▶ _GIVEN REQUEST_
Pull every "title" line out of the data below.

Dataset rows
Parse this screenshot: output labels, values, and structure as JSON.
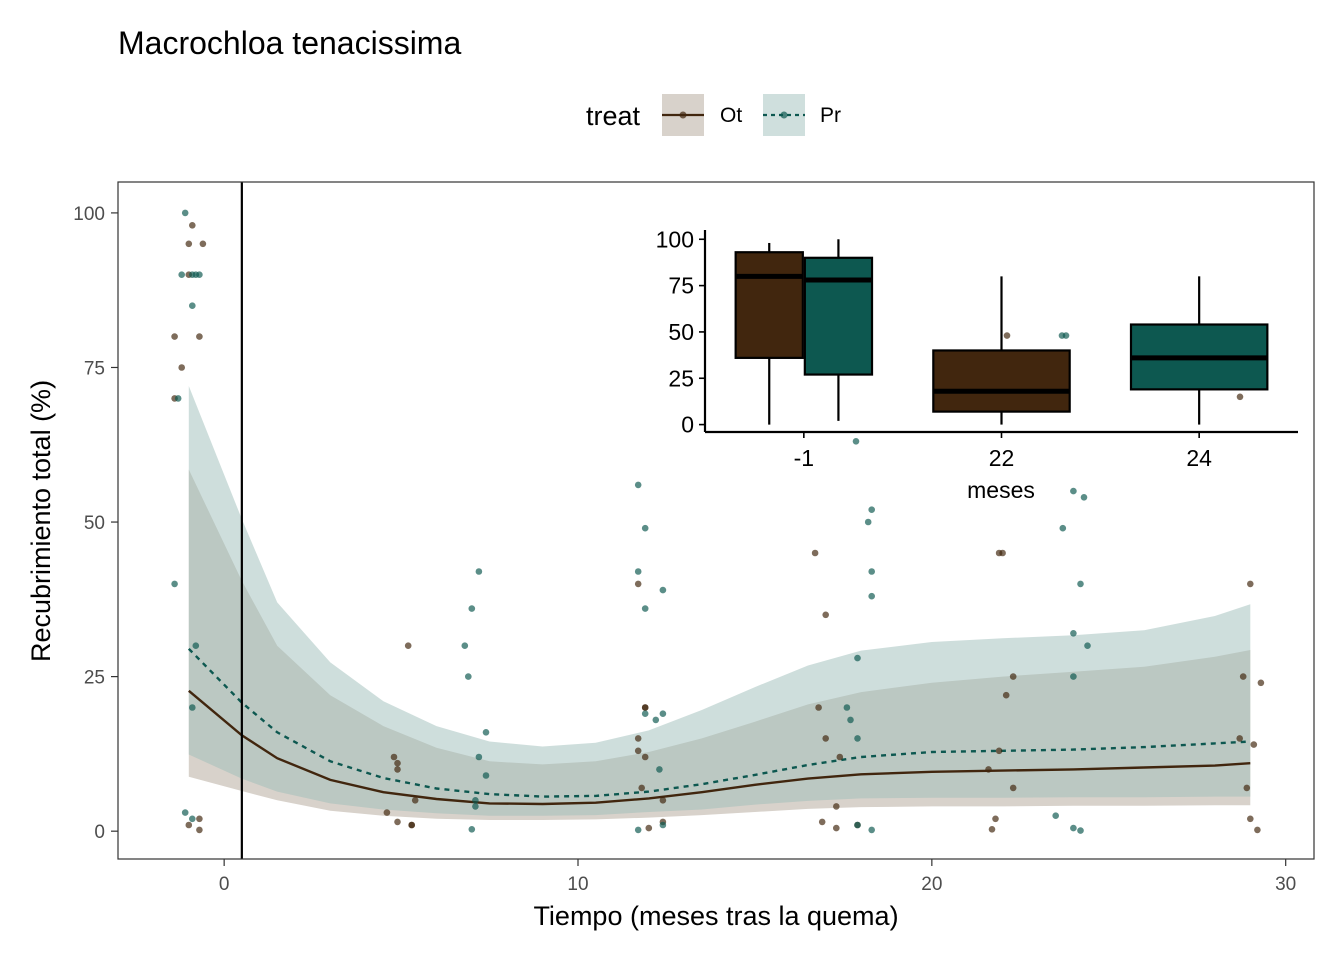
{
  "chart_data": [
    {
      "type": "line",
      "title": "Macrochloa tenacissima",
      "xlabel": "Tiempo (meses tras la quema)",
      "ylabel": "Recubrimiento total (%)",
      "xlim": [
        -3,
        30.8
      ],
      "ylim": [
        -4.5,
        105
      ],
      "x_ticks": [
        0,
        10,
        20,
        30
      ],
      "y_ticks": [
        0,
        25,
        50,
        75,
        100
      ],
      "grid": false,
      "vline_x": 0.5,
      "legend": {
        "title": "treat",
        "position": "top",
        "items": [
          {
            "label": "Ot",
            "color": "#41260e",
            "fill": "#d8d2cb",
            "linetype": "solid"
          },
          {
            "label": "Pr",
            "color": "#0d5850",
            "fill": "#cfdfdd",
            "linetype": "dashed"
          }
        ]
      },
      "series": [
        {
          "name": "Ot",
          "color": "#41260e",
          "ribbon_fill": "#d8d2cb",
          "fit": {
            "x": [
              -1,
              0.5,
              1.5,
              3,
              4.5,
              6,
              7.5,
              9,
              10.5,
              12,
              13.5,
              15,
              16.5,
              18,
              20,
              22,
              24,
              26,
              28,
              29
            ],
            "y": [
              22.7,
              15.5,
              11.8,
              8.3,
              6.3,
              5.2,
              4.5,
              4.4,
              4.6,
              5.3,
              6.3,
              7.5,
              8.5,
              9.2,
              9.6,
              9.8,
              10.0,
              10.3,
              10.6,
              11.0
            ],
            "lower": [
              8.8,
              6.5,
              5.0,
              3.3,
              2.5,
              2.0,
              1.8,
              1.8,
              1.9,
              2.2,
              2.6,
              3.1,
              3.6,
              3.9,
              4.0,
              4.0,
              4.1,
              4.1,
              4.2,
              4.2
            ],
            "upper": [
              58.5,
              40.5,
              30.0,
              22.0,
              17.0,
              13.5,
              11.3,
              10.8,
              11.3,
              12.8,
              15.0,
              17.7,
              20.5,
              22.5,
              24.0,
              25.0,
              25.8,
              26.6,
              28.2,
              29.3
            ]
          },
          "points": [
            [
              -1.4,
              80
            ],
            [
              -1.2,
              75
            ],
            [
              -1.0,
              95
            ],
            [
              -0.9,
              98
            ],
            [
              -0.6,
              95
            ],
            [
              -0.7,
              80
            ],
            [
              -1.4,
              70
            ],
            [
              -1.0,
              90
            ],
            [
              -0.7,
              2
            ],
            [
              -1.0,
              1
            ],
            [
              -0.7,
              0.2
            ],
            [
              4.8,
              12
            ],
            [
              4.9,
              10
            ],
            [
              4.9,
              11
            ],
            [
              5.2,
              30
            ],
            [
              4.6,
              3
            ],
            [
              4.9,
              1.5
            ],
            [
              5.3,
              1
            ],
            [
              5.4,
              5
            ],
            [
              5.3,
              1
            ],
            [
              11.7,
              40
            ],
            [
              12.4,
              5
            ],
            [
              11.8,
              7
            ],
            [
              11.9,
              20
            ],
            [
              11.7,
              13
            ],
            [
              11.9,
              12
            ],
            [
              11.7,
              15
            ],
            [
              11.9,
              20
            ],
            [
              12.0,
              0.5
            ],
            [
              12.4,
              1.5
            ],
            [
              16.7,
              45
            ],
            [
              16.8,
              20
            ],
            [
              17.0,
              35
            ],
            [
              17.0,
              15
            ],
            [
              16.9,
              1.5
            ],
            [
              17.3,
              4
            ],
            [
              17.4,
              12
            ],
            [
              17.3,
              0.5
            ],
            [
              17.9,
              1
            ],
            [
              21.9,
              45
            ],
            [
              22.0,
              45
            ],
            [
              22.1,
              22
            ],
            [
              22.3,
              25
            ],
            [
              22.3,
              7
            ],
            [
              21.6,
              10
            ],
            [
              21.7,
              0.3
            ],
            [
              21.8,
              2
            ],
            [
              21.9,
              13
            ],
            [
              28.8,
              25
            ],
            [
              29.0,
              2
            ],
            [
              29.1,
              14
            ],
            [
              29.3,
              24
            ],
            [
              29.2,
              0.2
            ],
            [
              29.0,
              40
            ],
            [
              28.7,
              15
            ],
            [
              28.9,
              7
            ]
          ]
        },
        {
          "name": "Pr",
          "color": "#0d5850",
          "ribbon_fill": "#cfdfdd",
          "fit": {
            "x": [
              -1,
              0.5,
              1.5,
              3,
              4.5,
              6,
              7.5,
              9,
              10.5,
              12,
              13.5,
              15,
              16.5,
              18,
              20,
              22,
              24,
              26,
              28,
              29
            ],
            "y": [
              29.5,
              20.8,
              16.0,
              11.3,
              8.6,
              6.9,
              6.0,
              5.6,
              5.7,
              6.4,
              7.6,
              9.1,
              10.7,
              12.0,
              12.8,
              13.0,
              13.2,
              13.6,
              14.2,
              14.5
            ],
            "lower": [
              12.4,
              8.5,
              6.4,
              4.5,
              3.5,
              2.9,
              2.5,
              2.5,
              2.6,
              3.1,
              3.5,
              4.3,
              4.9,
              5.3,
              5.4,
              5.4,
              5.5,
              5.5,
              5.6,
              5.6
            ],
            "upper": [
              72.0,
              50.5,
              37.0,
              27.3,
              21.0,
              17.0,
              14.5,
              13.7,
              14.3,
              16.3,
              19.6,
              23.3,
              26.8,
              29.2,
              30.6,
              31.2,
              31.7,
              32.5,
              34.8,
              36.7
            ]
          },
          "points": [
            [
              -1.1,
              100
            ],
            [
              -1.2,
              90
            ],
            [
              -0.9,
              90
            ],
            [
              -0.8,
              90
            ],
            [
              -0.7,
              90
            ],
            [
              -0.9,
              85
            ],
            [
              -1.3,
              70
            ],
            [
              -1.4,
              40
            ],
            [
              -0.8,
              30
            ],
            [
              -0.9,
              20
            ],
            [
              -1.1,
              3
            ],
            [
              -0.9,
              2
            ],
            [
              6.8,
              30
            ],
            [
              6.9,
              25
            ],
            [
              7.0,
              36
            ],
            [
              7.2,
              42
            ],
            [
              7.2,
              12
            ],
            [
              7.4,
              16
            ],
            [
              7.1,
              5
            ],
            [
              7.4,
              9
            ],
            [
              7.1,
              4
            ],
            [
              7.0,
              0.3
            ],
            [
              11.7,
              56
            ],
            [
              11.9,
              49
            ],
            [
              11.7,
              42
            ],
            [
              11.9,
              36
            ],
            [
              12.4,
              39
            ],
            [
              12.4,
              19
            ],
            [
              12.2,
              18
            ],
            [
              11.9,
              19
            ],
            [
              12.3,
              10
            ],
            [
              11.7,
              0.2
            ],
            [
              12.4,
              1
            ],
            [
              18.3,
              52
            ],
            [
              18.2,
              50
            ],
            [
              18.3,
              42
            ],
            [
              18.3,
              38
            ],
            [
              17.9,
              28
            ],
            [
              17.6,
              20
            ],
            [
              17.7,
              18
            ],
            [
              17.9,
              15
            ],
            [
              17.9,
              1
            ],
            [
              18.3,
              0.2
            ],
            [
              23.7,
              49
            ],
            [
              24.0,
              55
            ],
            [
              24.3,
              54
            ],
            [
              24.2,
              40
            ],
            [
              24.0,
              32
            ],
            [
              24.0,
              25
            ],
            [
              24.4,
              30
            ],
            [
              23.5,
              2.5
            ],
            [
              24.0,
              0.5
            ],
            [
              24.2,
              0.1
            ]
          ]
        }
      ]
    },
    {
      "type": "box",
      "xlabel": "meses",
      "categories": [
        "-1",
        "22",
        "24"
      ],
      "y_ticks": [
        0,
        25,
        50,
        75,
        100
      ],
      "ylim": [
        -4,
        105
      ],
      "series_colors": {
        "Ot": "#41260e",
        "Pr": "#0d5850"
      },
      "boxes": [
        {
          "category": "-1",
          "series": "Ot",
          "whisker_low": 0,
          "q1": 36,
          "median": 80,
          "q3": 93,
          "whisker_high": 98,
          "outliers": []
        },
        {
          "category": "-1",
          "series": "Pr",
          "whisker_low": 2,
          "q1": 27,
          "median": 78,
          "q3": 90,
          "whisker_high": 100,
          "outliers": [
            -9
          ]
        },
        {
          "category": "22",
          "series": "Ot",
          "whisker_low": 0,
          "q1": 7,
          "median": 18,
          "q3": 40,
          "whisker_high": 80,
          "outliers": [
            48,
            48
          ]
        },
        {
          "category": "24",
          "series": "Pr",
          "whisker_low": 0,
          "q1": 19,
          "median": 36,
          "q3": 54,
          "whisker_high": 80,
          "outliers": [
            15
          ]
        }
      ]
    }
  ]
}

▶ _EXERCISE ANSWER_
      "title": "Macrochloa tenacissima",
        "title": "treat",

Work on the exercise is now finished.